Given instruction
From the entries below, copy every line holding the word "三国归一".

Extracted data entries
☆ ☆ ☆ ☆ ☆ ☆ ☆
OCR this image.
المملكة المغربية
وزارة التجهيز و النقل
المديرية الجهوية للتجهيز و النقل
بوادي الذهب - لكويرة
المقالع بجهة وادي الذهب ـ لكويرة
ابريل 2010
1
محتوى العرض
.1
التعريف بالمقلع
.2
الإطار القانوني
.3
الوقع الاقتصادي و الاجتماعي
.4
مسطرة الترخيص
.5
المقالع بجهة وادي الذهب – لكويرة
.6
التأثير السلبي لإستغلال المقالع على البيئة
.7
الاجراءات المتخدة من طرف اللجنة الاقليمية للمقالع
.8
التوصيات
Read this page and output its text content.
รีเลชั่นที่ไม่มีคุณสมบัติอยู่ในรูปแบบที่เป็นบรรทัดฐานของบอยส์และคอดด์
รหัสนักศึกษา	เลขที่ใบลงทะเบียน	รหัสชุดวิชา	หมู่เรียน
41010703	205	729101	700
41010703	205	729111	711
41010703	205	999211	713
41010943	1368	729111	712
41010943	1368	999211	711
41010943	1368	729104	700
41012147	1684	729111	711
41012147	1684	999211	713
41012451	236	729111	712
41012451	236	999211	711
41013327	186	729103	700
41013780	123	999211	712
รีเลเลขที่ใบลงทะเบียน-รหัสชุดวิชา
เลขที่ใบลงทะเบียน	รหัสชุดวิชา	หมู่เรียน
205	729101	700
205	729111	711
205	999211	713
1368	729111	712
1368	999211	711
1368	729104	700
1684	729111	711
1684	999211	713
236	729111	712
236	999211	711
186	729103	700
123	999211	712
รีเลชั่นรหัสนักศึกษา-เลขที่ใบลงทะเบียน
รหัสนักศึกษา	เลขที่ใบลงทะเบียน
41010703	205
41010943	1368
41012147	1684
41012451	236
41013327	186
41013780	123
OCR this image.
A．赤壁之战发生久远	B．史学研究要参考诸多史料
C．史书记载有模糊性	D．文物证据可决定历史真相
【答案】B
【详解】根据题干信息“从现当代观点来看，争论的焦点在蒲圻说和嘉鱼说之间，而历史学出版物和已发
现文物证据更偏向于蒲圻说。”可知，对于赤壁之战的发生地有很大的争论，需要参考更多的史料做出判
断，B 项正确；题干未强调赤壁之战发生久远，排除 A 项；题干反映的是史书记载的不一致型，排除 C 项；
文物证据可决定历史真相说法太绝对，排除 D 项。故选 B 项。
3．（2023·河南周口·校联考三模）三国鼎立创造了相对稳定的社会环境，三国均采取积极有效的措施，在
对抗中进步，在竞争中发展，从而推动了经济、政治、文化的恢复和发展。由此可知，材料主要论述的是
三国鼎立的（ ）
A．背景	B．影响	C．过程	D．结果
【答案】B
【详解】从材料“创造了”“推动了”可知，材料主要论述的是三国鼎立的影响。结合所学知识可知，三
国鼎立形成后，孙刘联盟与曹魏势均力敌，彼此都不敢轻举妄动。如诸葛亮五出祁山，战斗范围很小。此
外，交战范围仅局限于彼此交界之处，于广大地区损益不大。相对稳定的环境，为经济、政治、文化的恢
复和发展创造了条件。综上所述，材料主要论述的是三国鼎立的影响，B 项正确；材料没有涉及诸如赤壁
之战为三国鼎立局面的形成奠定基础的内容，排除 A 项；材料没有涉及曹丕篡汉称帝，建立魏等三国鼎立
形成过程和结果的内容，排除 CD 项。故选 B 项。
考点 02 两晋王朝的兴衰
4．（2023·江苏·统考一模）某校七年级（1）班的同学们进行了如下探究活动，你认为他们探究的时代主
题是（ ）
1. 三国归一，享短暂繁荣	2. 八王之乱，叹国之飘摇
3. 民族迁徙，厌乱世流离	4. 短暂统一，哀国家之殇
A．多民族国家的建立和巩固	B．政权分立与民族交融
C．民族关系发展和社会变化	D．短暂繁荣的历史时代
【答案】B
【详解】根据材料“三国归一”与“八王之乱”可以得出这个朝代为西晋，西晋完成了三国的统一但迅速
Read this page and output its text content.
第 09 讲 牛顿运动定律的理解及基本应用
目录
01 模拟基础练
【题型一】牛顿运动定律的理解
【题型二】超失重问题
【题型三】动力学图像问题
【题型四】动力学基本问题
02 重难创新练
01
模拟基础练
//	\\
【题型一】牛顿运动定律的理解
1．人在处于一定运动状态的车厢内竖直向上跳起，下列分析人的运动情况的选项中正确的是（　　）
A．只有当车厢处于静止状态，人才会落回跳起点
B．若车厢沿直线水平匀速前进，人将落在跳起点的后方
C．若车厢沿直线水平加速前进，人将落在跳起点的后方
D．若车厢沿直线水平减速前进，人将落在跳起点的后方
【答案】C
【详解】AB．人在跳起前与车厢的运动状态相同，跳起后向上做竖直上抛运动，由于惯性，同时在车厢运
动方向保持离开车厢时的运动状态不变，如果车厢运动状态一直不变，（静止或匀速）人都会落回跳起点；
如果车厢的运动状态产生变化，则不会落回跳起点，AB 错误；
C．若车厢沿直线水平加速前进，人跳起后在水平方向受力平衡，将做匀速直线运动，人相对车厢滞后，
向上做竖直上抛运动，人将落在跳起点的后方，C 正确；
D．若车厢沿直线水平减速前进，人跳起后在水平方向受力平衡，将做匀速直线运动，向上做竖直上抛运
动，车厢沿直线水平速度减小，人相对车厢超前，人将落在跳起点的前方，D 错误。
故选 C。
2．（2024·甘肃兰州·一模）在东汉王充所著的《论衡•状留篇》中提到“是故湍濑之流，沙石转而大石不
☆ ☆ ☆ ☆ ☆ ☆ ☆
Right answer
1. 三国归一，享短暂繁荣	2. 八王之乱，叹国之飘摇
【详解】根据材料“三国归一”与“八王之乱”可以得出这个朝代为西晋，西晋完成了三国的统一但迅速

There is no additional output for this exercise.